▶ TASK DESCRIPTION: Pull out every line with the word "objects".

## start SUPPLIED MATERIAL

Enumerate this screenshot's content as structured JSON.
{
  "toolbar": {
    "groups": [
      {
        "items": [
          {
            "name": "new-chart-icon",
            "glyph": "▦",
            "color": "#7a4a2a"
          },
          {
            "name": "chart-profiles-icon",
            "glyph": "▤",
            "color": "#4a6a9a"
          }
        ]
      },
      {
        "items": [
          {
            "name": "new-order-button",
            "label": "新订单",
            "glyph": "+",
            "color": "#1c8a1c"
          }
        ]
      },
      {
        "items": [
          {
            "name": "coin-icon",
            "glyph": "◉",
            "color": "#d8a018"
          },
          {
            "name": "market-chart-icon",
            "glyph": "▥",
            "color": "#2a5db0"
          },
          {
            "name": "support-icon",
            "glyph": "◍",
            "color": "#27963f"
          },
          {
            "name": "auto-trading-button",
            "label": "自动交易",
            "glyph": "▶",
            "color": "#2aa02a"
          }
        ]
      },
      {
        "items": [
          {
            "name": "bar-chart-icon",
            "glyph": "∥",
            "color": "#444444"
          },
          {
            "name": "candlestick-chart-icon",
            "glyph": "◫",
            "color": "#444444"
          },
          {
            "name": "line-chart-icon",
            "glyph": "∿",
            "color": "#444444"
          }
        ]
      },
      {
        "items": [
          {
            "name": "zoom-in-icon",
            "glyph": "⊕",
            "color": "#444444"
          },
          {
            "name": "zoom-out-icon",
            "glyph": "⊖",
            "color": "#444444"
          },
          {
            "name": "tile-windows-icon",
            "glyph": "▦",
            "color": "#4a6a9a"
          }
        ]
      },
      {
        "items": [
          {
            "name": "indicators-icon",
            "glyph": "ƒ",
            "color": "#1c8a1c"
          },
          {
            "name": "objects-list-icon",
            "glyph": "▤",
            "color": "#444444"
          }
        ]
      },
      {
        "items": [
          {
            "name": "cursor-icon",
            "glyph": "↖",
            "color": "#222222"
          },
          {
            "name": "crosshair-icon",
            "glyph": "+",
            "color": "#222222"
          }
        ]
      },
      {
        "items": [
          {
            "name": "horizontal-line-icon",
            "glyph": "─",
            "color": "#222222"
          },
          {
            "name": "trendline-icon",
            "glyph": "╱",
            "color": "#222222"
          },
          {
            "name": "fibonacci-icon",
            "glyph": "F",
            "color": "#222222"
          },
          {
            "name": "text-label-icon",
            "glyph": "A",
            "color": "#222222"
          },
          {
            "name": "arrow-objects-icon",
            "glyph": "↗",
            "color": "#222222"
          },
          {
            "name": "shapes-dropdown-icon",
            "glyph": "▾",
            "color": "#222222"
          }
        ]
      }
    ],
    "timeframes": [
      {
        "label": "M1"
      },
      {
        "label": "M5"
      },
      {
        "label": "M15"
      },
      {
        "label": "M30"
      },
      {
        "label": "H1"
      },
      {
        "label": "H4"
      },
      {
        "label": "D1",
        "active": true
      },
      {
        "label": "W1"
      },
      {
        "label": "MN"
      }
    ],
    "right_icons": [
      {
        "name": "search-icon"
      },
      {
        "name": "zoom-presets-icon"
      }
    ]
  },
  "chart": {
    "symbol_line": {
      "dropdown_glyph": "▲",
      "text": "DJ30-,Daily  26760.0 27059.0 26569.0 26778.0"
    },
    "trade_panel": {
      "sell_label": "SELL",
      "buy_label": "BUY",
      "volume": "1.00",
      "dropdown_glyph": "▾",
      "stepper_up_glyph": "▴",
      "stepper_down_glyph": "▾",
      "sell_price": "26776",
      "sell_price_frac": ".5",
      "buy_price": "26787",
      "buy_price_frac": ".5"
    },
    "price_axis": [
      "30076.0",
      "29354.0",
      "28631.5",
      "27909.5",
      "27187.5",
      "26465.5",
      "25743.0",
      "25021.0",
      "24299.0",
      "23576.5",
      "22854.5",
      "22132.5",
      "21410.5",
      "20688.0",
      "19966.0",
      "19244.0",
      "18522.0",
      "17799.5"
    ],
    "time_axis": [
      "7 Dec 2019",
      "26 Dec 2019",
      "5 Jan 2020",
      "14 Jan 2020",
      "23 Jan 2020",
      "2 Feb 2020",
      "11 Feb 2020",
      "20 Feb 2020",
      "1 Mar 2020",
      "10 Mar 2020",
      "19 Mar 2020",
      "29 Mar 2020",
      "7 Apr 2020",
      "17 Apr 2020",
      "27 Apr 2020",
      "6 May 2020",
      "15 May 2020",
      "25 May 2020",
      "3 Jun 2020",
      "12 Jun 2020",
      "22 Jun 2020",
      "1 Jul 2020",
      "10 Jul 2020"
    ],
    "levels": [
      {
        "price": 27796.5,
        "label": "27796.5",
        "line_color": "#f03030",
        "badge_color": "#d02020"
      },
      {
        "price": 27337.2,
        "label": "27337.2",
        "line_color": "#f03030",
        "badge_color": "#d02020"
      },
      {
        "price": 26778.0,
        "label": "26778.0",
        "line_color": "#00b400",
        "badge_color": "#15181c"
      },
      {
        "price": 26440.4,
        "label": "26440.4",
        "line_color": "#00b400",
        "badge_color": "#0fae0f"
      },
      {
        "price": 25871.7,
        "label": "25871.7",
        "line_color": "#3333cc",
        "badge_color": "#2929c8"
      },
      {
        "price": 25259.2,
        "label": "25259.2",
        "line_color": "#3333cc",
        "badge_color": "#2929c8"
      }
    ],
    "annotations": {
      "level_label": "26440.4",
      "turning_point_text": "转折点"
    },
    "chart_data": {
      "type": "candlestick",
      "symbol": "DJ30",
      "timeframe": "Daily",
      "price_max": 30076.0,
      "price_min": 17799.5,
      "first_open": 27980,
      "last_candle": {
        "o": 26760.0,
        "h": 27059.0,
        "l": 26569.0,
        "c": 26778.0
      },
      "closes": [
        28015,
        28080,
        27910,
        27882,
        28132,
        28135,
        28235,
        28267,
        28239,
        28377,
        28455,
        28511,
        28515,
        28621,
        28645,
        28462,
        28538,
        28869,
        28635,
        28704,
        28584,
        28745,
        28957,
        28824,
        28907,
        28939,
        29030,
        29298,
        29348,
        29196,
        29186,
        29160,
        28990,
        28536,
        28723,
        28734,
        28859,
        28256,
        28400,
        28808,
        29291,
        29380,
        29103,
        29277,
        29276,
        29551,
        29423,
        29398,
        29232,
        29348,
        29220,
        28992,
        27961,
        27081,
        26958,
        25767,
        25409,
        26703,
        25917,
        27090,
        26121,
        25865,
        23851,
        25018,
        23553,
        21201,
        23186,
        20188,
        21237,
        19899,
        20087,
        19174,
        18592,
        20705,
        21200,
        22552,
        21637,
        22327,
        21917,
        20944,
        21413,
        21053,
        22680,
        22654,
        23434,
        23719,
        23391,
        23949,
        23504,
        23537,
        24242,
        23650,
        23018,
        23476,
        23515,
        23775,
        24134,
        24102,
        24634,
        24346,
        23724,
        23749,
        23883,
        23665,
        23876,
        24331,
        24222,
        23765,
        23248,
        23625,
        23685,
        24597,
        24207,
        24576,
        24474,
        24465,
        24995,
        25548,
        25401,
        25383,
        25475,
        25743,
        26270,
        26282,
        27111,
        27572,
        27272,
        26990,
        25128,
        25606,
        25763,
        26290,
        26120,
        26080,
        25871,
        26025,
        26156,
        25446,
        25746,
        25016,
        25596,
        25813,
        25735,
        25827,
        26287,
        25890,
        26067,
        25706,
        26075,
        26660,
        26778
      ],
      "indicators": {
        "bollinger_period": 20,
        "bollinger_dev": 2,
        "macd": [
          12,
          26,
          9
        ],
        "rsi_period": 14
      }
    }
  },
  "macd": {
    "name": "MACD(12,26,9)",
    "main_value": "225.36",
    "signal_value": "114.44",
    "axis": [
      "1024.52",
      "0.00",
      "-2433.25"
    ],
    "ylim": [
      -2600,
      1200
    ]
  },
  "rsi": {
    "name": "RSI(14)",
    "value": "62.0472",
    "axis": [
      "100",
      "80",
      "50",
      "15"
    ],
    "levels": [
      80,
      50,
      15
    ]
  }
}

## end SUPPLIED MATERIAL

▶ TASK RESPONSE:
            "name": "objects-list-icon",
            "name": "arrow-objects-icon",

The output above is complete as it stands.